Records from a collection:
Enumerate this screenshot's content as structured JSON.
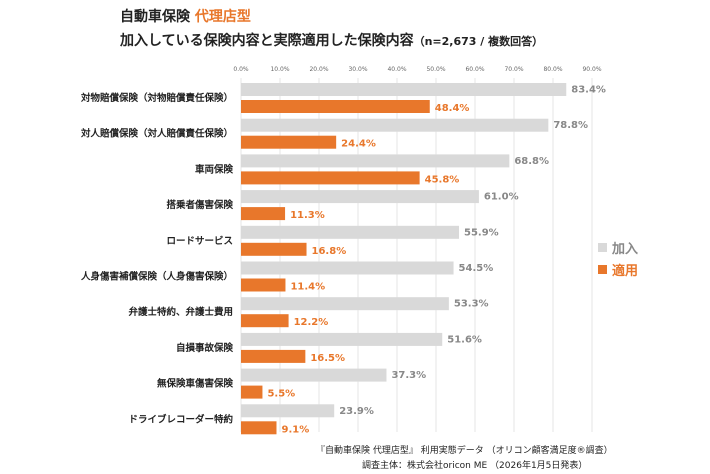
{
  "header": {
    "title_main": "自動車保険 ",
    "title_accent": "代理店型",
    "subtitle": "加入している保険内容と実際適用した保険内容",
    "subtitle_note": "（n=2,673 / 複数回答）"
  },
  "legend": {
    "joined": "加入",
    "applied": "適用"
  },
  "footer": {
    "source": "『自動車保険 代理店型』 利用実態データ （オリコン顧客満足度®調査）",
    "publisher": "調査主体：株式会社oricon ME （2026年1月5日発表）"
  },
  "colors": {
    "joined": "#d9d9d9",
    "applied": "#e8772b",
    "joined_label": "#888888",
    "applied_label": "#e8772b",
    "grid": "#e6e6e6"
  },
  "chart_data": {
    "type": "bar",
    "orientation": "horizontal",
    "categories": [
      "対物賠償保険（対物賠償責任保険）",
      "対人賠償保険（対人賠償責任保険）",
      "車両保険",
      "搭乗者傷害保険",
      "ロードサービス",
      "人身傷害補償保険（人身傷害保険）",
      "弁護士特約、弁護士費用",
      "自損事故保険",
      "無保険車傷害保険",
      "ドライブレコーダー特約"
    ],
    "series": [
      {
        "name": "加入",
        "values": [
          83.4,
          78.8,
          68.8,
          61.0,
          55.9,
          54.5,
          53.3,
          51.6,
          37.3,
          23.9
        ]
      },
      {
        "name": "適用",
        "values": [
          48.4,
          24.4,
          45.8,
          11.3,
          16.8,
          11.4,
          12.2,
          16.5,
          5.5,
          9.1
        ]
      }
    ],
    "xticks": [
      "0.0%",
      "10.0%",
      "20.0%",
      "30.0%",
      "40.0%",
      "50.0%",
      "60.0%",
      "70.0%",
      "80.0%",
      "90.0%"
    ],
    "xlim": [
      0,
      90
    ],
    "value_suffix": "%",
    "legend_position": "right"
  }
}
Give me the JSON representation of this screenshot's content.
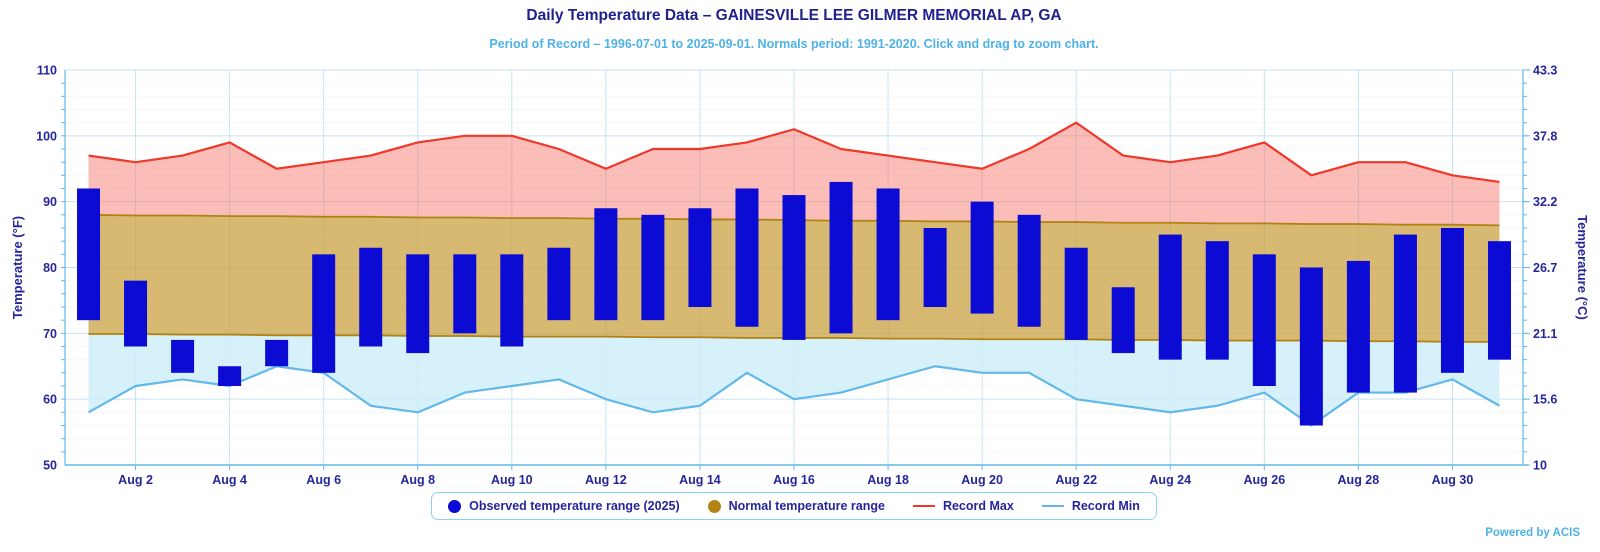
{
  "header": {
    "title": "Daily Temperature Data – GAINESVILLE LEE GILMER MEMORIAL AP, GA",
    "subtitle": "Period of Record – 1996-07-01 to 2025-09-01. Normals period: 1991-2020. Click and drag to zoom chart."
  },
  "powered_by": "Powered by ACIS",
  "colors": {
    "title_text": "#21218f",
    "subtitle_text": "#4db2e8",
    "axis_text": "#26269c",
    "bar_blue": "#0b0bd3",
    "record_max_line": "#ef372a",
    "record_max_fill": "rgba(246,108,96,0.45)",
    "normal_fill": "rgba(200,158,60,0.72)",
    "normal_edge": "#b08414",
    "record_min_line": "#62b8e9",
    "record_min_fill": "rgba(205,237,250,0.8)",
    "gridline": "#c8e2f3",
    "minor_gridline": "#d7e6f3",
    "axis_line": "#5fb9e8",
    "legend_border": "#8ed2f2"
  },
  "chart_data": {
    "type": "columnrange + arearange + line combo",
    "title": "Daily Temperature Data – GAINESVILLE LEE GILMER MEMORIAL AP, GA",
    "days": [
      "Aug 1",
      "Aug 2",
      "Aug 3",
      "Aug 4",
      "Aug 5",
      "Aug 6",
      "Aug 7",
      "Aug 8",
      "Aug 9",
      "Aug 10",
      "Aug 11",
      "Aug 12",
      "Aug 13",
      "Aug 14",
      "Aug 15",
      "Aug 16",
      "Aug 17",
      "Aug 18",
      "Aug 19",
      "Aug 20",
      "Aug 21",
      "Aug 22",
      "Aug 23",
      "Aug 24",
      "Aug 25",
      "Aug 26",
      "Aug 27",
      "Aug 28",
      "Aug 29",
      "Aug 30",
      "Aug 31"
    ],
    "x_tick_step": 2,
    "x_tick_start_index": 1,
    "y_axis_left": {
      "title": "Temperature (°F)",
      "ticks": [
        110,
        100,
        90,
        80,
        70,
        60,
        50
      ],
      "min": 50,
      "max": 110
    },
    "y_axis_right": {
      "title": "Temperature (°C)",
      "tick_labels": [
        "43.3",
        "37.8",
        "32.2",
        "26.7",
        "21.1",
        "15.6",
        "10"
      ]
    },
    "grid": true,
    "legend_position": "bottom-center",
    "series": [
      {
        "name": "Observed temperature range (2025)",
        "type": "columnrange",
        "low": [
          72,
          68,
          64,
          62,
          65,
          64,
          68,
          67,
          70,
          68,
          72,
          72,
          72,
          74,
          71,
          69,
          70,
          72,
          74,
          73,
          71,
          69,
          67,
          66,
          66,
          62,
          56,
          61,
          61,
          64,
          66
        ],
        "high": [
          92,
          78,
          69,
          65,
          69,
          82,
          83,
          82,
          82,
          82,
          83,
          89,
          88,
          89,
          92,
          91,
          93,
          92,
          86,
          90,
          88,
          83,
          77,
          85,
          84,
          82,
          80,
          81,
          85,
          86,
          84
        ]
      },
      {
        "name": "Normal temperature range",
        "type": "arearange",
        "low": [
          69.9,
          69.9,
          69.8,
          69.8,
          69.7,
          69.7,
          69.7,
          69.6,
          69.6,
          69.5,
          69.5,
          69.5,
          69.4,
          69.4,
          69.3,
          69.3,
          69.3,
          69.2,
          69.2,
          69.1,
          69.1,
          69.1,
          69.0,
          69.0,
          68.9,
          68.9,
          68.9,
          68.8,
          68.8,
          68.7,
          68.7
        ],
        "high": [
          88.0,
          87.9,
          87.9,
          87.8,
          87.8,
          87.7,
          87.7,
          87.6,
          87.6,
          87.5,
          87.5,
          87.4,
          87.4,
          87.3,
          87.3,
          87.2,
          87.1,
          87.1,
          87.0,
          87.0,
          86.9,
          86.9,
          86.8,
          86.8,
          86.7,
          86.7,
          86.6,
          86.6,
          86.5,
          86.5,
          86.4
        ]
      },
      {
        "name": "Record Max",
        "type": "line",
        "values": [
          97,
          96,
          97,
          99,
          95,
          96,
          97,
          99,
          100,
          100,
          98,
          95,
          98,
          98,
          99,
          101,
          98,
          97,
          96,
          95,
          98,
          102,
          97,
          96,
          97,
          99,
          94,
          96,
          96,
          94,
          93
        ]
      },
      {
        "name": "Record Min",
        "type": "line",
        "values": [
          58,
          62,
          63,
          62,
          65,
          64,
          59,
          58,
          61,
          62,
          63,
          60,
          58,
          59,
          64,
          60,
          61,
          63,
          65,
          64,
          64,
          60,
          59,
          58,
          59,
          61,
          56,
          61,
          61,
          63,
          59
        ]
      }
    ]
  }
}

*Requirement:*
Identify and copy the lines holding the word "this".

*Exercise result:*
Enumerate this screenshot's content as structured JSON.
Give me the JSON representation of this screenshot's content.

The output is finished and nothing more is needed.